#### Page:
----------------------------------------

Conseil constitutionnel, Décision n° 2024-6410 AN du 20 juin 2025

Le Conseil constitutionnel a rendu, le 20 juin 2025, la décision n° 2024-6410 AN relative au contentieux du financement des campagnes pour les élections législatives de 2024. Un candidat ayant obtenu plus de 1 % des suffrages exprimés n’avait pas déposé son compte de campagne dans les délais prescrits par le code électoral. La Commission nationale des comptes de campagne et des financements politiques a saisi le juge électoral afin de statuer sur une éventuelle inéligibilité du candidat. La question posée consistait à déterminer si l’absence totale de mouvements financiers sur le compte de dépôt permettait d’écarter la sanction d’une inéligibilité facultative. Le Conseil analyse d’abord la matérialité du manquement aux obligations de transparence avant de moduler la sanction au regard de l’absence constatée de fraude.

**I. La constatation d’un manquement aux obligations de transparence financière**

**A. Le caractère impératif du dépôt du compte de campagne**

Selon l’article L. 52-12 du code électoral, chaque candidat soumis au plafonnement des dépenses doit établir un compte retraçant l’ensemble de ses recettes et dépenses. Cette obligation s’impose dès lors que le seuil de 1 % des suffrages est atteint ou que des dons de personnes physiques ont été perçus. Le respect des délais de dépôt constitue une garantie essentielle pour le contrôle de la régularité des opérations de financement de la vie politique française. La loi prévoit que ce dépôt doit intervenir avant le dixième vendredi suivant le premier tour de scrutin sous peine de saisine du juge.

----------------------------------------

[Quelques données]

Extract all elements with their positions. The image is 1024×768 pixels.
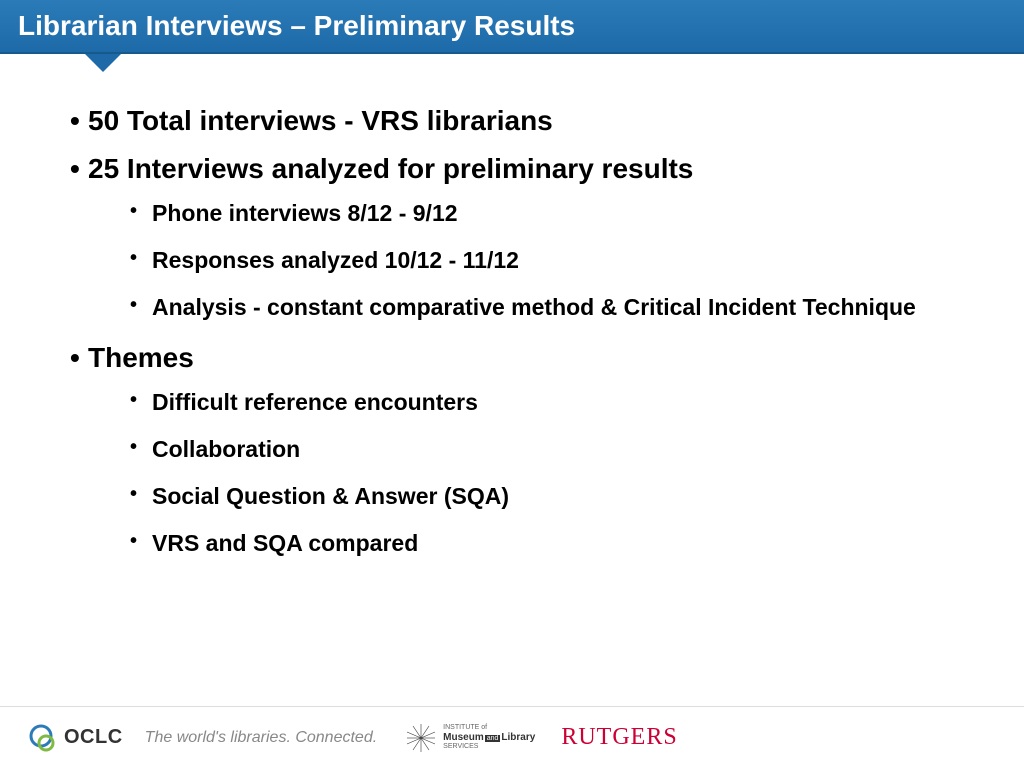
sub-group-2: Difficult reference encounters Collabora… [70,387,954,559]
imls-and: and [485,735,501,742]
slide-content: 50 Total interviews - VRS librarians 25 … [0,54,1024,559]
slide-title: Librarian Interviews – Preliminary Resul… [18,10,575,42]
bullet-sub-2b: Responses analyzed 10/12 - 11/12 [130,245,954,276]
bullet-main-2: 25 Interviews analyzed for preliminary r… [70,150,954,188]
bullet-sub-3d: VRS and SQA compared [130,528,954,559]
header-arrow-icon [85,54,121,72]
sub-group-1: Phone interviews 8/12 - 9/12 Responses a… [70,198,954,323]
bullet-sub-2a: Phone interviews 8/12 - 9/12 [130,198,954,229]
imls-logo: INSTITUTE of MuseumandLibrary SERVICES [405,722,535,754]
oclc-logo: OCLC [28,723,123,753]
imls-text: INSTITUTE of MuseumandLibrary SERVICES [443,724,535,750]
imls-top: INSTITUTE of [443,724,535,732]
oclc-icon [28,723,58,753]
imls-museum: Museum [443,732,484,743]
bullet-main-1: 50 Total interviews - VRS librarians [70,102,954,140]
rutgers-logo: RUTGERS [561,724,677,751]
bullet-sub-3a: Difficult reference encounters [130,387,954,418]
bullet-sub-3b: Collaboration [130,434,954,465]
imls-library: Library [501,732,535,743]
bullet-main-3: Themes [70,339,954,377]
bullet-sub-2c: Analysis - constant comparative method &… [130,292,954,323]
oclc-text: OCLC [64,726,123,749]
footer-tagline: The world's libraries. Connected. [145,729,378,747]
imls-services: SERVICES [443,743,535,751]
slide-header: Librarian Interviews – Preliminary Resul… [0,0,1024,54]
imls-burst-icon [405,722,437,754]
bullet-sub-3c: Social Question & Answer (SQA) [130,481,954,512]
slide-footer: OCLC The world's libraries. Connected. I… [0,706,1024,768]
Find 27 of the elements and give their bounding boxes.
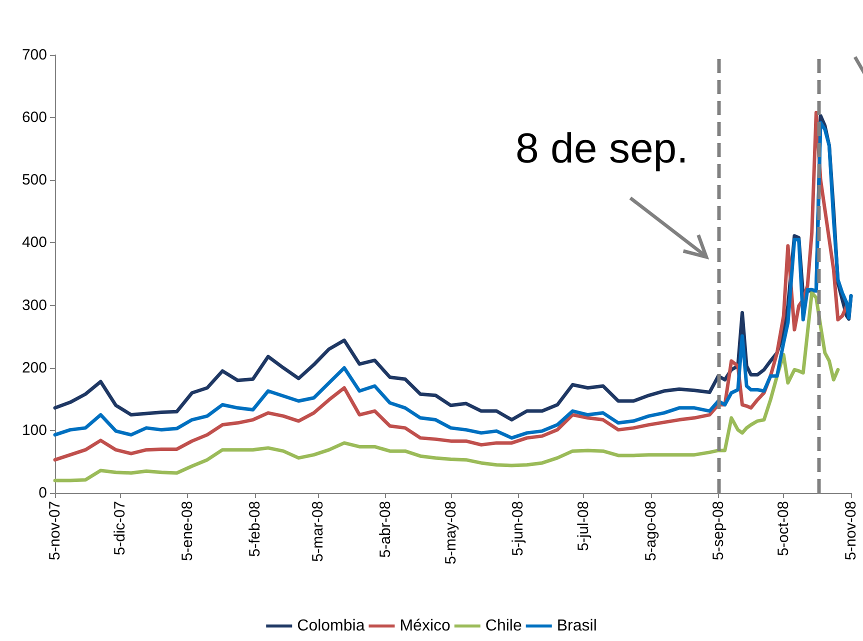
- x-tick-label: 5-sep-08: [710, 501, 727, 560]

----------------------------------------

#### Vos consignes:
Veuillez recopier sans rien modifier le passage de la page qui commence aux mots « Conseil constitutionnel, Décision » et qui s'arrête après « constatée de fraude. ».

#### Résultat attendu:
Conseil constitutionnel, Décision n° 2024-6410 AN du 20 juin 2025

Le Conseil constitutionnel a rendu, le 20 juin 2025, la décision n° 2024-6410 AN relative au contentieux du financement des campagnes pour les élections législatives de 2024. Un candidat ayant obtenu plus de 1 % des suffrages exprimés n’avait pas déposé son compte de campagne dans les délais prescrits par le code électoral. La Commission nationale des comptes de campagne et des financements politiques a saisi le juge électoral afin de statuer sur une éventuelle inéligibilité du candidat. La question posée consistait à déterminer si l’absence totale de mouvements financiers sur le compte de dépôt permettait d’écarter la sanction d’une inéligibilité facultative. Le Conseil analyse d’abord la matérialité du manquement aux obligations de transparence avant de moduler la sanction au regard de l’absence constatée de fraude.